• TO DO
Would you transcribe all of the data exactly, down to the last character?

• SUPPLIED RECORDS
- - - -

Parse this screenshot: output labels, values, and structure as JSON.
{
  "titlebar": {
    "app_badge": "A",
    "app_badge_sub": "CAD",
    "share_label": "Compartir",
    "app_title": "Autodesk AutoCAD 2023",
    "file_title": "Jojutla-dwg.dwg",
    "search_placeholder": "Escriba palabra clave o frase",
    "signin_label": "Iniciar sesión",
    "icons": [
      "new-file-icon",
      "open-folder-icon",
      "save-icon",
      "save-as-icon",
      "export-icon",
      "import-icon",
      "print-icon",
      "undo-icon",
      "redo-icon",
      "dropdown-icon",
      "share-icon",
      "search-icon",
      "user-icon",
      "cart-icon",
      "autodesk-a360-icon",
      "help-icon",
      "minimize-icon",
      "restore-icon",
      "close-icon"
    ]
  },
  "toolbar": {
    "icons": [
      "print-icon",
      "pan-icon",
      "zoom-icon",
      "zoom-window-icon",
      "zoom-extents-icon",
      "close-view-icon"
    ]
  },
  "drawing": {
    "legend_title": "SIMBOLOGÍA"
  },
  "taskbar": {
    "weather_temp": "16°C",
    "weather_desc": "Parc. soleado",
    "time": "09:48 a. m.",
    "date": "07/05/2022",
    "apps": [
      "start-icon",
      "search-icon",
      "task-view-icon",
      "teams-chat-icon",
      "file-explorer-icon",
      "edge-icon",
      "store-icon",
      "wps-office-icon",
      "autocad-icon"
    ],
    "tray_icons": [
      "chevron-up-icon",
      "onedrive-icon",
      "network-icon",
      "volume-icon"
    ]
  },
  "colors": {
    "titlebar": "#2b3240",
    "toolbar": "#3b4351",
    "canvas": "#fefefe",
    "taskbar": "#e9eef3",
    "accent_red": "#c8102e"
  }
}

- - - -

• THE OUTPUT
Parse this screenshot: output labels, values, and structure as JSON.
{
  "titlebar": {
    "app_badge": "A",
    "app_badge_sub": "CAD",
    "share_label": "Compartir",
    "app_title": "Autodesk AutoCAD 2023",
    "file_title": "Jojutla-dwg.dwg",
    "search_placeholder": "Escriba palabra clave o frase",
    "signin_label": "Iniciar sesión",
    "icons": [
      "new-file-icon",
      "open-folder-icon",
      "save-icon",
      "save-as-icon",
      "export-icon",
      "import-icon",
      "print-icon",
      "undo-icon",
      "redo-icon",
      "dropdown-icon",
      "share-icon",
      "search-icon",
      "user-icon",
      "cart-icon",
      "autodesk-a360-icon",
      "help-icon",
      "minimize-icon",
      "restore-icon",
      "close-icon"
    ]
  },
  "toolbar": {
    "icons": [
      "print-icon",
      "pan-icon",
      "zoom-icon",
      "zoom-window-icon",
      "zoom-extents-icon",
      "close-view-icon"
    ]
  },
  "drawing": {
    "legend_title": "SIMBOLOGÍA"
  },
  "taskbar": {
    "weather_temp": "16°C",
    "weather_desc": "Parc. soleado",
    "time": "09:48 a. m.",
    "date": "07/05/2022",
    "apps": [
      "start-icon",
      "search-icon",
      "task-view-icon",
      "teams-chat-icon",
      "file-explorer-icon",
      "edge-icon",
      "store-icon",
      "wps-office-icon",
      "autocad-icon"
    ],
    "tray_icons": [
      "chevron-up-icon",
      "onedrive-icon",
      "network-icon",
      "volume-icon"
    ]
  },
  "colors": {
    "titlebar": "#2b3240",
    "toolbar": "#3b4351",
    "canvas": "#fefefe",
    "taskbar": "#e9eef3",
    "accent_red": "#c8102e"
  }
}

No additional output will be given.